= Dataset extract =
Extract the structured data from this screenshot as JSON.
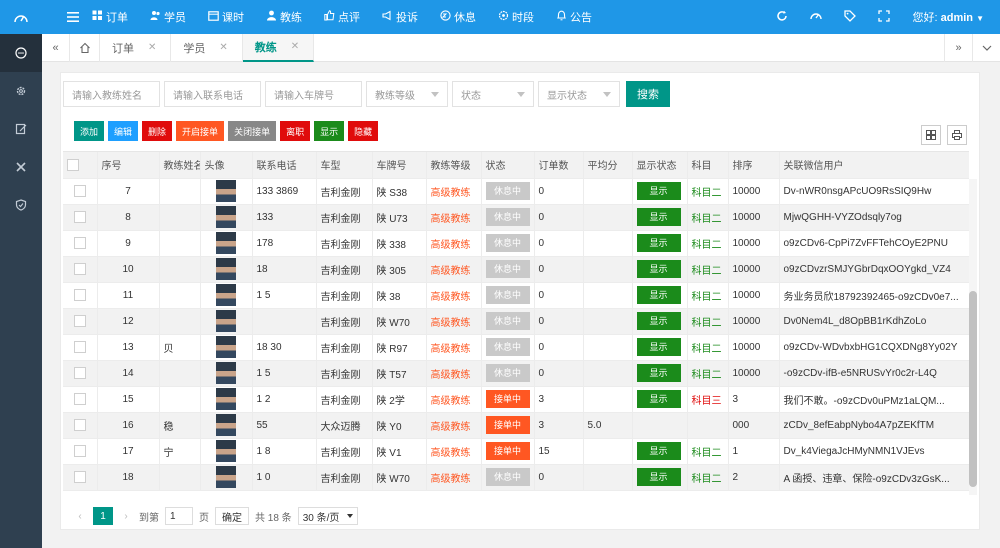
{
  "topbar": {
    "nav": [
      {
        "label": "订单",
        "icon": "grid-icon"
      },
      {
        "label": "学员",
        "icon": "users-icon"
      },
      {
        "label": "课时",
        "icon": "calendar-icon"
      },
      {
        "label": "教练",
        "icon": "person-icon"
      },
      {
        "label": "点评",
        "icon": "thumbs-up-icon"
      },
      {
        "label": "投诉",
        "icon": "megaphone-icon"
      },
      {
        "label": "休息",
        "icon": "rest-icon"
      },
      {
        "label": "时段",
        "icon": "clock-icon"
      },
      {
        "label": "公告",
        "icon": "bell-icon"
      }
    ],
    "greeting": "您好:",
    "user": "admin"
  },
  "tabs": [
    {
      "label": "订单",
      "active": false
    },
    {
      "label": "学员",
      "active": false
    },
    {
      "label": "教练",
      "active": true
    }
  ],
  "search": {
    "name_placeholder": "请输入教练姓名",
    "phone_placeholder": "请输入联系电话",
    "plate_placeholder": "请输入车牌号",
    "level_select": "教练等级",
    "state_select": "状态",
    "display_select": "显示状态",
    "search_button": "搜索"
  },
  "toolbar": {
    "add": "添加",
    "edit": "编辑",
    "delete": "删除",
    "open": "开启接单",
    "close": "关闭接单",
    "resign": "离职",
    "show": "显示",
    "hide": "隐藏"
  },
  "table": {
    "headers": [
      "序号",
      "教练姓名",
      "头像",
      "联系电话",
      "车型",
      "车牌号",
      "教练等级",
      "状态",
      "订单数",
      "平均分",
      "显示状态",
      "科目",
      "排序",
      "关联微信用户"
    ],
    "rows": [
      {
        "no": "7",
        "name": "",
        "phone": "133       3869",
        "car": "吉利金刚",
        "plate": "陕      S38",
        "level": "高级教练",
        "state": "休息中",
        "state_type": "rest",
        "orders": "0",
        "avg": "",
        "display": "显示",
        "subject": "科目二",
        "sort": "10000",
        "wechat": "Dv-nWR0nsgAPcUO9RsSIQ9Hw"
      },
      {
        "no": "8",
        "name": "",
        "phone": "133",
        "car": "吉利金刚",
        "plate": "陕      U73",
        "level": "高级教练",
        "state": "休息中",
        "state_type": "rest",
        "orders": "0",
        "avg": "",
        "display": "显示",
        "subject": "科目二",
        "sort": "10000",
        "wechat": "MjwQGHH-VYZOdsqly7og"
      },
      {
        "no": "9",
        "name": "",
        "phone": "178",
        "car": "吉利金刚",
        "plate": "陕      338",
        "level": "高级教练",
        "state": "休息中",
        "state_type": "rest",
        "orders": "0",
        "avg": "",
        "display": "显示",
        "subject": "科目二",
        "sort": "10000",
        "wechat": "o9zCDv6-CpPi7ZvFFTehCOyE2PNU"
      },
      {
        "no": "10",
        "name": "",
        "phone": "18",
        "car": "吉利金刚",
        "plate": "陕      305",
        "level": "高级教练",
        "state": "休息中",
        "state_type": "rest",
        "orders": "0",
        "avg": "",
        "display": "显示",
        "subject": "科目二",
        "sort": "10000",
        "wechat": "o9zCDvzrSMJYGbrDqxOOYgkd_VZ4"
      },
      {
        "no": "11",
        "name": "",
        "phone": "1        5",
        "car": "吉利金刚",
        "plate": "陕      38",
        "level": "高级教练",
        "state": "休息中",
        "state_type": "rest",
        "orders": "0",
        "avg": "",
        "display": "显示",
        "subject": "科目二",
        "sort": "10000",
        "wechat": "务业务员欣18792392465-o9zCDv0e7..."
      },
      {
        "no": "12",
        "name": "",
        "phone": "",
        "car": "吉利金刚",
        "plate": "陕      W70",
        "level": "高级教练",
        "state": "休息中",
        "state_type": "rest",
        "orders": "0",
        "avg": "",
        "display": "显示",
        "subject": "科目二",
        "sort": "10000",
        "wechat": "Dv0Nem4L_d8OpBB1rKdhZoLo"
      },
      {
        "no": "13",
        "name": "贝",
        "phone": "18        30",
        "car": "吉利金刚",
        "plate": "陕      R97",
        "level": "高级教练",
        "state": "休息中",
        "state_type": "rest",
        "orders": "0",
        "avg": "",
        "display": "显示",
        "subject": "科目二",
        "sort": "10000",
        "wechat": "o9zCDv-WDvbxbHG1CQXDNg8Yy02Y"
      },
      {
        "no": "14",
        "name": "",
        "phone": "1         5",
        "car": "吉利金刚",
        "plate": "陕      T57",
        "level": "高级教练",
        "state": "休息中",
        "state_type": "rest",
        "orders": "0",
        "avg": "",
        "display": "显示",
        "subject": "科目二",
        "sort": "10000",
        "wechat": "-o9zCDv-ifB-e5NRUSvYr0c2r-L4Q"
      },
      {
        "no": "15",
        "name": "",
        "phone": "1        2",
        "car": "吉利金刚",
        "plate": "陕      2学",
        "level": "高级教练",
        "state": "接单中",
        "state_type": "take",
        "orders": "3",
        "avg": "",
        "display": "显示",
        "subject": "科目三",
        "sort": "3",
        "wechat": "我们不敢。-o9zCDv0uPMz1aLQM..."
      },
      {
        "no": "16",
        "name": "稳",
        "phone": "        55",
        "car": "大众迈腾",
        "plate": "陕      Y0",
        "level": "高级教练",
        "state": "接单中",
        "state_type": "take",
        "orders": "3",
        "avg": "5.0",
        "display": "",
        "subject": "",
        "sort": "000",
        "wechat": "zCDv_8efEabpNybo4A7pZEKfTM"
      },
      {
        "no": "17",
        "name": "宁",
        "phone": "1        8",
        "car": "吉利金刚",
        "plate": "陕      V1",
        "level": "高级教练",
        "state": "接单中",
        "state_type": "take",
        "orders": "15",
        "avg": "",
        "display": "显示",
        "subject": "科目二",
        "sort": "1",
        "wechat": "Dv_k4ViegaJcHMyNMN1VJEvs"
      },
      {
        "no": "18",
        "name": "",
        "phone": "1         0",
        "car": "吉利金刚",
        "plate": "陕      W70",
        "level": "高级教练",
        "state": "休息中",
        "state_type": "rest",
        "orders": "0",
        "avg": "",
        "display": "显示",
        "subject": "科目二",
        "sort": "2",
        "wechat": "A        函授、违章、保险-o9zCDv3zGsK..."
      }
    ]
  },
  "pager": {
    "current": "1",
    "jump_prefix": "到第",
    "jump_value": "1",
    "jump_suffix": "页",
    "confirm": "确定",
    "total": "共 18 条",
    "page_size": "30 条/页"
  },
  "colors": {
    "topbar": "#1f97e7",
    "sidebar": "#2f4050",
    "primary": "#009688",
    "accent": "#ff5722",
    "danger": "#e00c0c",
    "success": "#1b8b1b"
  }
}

* * *

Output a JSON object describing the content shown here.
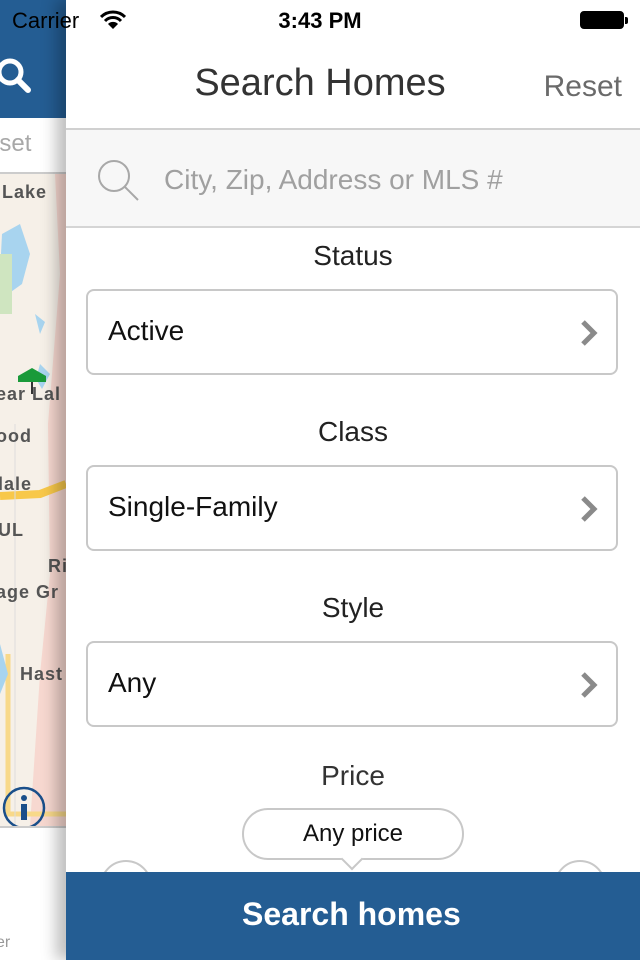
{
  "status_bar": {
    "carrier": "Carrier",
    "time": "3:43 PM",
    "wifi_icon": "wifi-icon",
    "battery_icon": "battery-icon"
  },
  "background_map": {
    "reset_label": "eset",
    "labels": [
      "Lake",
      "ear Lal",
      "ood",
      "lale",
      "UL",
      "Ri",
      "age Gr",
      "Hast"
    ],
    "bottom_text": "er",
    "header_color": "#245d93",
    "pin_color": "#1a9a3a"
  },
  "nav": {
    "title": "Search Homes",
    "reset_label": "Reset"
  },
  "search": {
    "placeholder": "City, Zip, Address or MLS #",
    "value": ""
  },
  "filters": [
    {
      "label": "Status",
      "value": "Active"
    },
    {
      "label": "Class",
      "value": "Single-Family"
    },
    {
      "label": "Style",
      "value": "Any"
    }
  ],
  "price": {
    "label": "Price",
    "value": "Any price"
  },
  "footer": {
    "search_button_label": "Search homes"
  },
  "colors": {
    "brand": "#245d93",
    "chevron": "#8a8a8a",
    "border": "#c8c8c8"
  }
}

= What is expected =
From the data, collect all lines where the string "JSON" appears.

= Task response =
Extract the structured data from this screenshot as JSON.
Output a JSON object describing the content shown here.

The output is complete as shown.